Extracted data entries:
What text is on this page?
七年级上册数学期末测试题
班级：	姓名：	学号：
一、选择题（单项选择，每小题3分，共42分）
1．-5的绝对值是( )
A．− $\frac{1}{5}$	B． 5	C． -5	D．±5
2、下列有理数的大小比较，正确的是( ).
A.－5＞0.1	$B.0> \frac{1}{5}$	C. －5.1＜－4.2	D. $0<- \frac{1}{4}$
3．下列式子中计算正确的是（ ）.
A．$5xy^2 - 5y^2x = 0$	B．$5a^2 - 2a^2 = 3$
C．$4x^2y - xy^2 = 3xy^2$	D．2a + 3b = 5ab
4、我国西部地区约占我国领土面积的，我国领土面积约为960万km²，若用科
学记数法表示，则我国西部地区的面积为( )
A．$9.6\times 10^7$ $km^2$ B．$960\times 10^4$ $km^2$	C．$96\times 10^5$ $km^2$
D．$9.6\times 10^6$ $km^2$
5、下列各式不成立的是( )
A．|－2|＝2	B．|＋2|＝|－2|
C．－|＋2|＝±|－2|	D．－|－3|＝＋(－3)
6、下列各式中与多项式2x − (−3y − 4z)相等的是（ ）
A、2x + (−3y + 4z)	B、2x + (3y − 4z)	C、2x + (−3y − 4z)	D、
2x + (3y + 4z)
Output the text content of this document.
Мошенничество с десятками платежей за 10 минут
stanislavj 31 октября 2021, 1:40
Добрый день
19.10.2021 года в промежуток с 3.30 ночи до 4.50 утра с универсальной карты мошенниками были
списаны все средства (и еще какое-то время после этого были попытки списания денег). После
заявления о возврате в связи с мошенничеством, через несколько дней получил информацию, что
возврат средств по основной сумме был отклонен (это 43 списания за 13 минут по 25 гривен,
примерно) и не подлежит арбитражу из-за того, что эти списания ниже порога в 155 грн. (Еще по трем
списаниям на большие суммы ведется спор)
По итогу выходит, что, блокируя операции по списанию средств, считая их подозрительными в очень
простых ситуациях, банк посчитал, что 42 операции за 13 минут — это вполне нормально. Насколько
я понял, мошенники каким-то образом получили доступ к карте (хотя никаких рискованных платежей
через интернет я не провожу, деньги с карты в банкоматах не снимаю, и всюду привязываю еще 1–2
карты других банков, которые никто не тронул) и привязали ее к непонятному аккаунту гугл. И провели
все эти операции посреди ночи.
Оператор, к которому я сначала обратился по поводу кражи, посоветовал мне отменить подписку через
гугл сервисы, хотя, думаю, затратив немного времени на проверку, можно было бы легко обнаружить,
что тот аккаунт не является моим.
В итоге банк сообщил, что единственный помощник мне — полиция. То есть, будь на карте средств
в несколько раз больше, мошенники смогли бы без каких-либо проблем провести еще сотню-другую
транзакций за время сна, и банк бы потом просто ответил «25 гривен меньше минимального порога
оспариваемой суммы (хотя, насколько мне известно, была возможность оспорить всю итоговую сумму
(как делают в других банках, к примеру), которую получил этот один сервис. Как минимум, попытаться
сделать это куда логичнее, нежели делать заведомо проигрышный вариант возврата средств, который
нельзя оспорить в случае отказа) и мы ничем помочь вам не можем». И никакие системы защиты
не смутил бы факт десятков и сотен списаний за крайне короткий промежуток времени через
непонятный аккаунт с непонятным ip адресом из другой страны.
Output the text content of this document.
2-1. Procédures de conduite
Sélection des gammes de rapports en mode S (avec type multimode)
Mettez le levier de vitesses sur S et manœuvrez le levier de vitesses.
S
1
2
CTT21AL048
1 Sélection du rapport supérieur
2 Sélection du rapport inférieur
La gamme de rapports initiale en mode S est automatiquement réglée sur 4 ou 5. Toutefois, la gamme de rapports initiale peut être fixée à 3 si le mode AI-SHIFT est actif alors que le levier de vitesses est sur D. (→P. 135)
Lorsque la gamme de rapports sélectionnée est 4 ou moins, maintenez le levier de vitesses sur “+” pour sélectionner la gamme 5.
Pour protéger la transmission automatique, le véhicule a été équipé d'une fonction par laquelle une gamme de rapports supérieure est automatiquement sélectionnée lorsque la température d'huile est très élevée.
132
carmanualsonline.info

→ **Job**
Only a number is needed: how many lines of the material above contain "rapports"?

→ **Full answer**
4